### Given task
Rewrite the Porter stemmer code below between "return string(w)" and "out[i] = Stem(w)", inclusive, changing every "StemAll" to "StemEach".

### Selected excerpt
// Package stemmer implements the Porter stemming algorithm for English.
// This is the original 1980 algorithm; I chose it over Porter2 because it
// is simpler and the TIL corpus is small enough that recall differences
// don't matter in practice.
package stemmer
import "strings"
// Stem returns the Porter stem of word. Input is assumed lowercase.
func Stem(word string) string {
if len(word) <= 2 {
return word
}
w := []byte(word)
w = step1a(w)
w = step1b(w)
w = step1c(w)
w = step2(w)
w = step3(w)
w = step4(w)
w = step5a(w)
w = step5b(w)
return string(w)
}
// StemAll returns the stems for a slice of words.
func StemAll(words []string) []string {
out := make([]string, len(words))
for i, w := range words {
out[i] = Stem(w)

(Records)
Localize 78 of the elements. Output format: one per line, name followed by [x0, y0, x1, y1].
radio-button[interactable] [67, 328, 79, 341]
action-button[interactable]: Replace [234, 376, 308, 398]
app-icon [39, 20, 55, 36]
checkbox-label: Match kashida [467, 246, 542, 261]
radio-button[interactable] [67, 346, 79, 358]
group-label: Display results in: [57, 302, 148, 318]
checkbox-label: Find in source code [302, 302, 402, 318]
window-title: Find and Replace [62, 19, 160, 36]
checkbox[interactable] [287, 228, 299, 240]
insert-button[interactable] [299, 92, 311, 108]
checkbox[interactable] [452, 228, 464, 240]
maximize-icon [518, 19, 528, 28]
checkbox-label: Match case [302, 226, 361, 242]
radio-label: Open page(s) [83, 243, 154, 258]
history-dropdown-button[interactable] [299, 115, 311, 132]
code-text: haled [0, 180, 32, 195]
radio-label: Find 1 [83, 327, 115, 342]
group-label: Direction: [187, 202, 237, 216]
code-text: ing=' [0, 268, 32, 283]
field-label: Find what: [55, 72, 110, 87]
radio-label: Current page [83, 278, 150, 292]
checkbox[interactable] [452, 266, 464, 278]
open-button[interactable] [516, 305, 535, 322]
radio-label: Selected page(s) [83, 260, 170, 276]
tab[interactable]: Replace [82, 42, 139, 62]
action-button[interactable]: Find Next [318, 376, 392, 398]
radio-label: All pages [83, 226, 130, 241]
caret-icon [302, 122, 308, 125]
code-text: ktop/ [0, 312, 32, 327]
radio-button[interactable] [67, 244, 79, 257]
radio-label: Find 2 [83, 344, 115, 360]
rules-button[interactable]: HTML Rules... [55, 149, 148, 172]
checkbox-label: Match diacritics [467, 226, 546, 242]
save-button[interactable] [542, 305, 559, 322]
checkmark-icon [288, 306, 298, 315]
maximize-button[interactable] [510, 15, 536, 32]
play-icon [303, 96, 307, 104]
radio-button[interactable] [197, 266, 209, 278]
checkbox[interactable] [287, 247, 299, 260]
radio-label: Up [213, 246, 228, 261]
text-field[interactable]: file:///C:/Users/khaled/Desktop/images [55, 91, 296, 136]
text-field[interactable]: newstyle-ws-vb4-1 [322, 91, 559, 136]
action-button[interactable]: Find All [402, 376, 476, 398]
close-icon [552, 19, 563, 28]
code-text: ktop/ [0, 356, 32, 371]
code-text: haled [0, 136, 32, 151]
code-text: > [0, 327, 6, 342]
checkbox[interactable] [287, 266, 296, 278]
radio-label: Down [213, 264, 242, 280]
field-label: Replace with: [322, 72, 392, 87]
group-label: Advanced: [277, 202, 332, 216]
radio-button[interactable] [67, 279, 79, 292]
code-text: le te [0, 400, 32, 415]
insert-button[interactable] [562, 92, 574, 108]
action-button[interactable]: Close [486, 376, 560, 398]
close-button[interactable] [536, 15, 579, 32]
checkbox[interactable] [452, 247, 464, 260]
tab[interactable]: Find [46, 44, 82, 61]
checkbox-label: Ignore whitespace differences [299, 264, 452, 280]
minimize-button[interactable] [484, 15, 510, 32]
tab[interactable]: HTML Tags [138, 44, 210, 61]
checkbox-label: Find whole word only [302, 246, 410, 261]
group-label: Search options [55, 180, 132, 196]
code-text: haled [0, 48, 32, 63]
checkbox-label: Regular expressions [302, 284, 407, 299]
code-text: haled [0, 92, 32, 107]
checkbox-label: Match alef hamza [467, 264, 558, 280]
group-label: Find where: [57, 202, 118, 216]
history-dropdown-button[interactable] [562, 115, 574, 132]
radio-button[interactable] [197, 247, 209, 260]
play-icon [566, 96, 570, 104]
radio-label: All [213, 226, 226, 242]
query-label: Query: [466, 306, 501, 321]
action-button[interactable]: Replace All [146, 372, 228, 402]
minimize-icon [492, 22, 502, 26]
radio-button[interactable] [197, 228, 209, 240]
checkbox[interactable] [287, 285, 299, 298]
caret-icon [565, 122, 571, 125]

### Written response
return string(w)
}
// StemEach returns the stems for a slice of words.
func StemEach(words []string) []string {
out := make([]string, len(words))
for i, w := range words {
out[i] = Stem(w)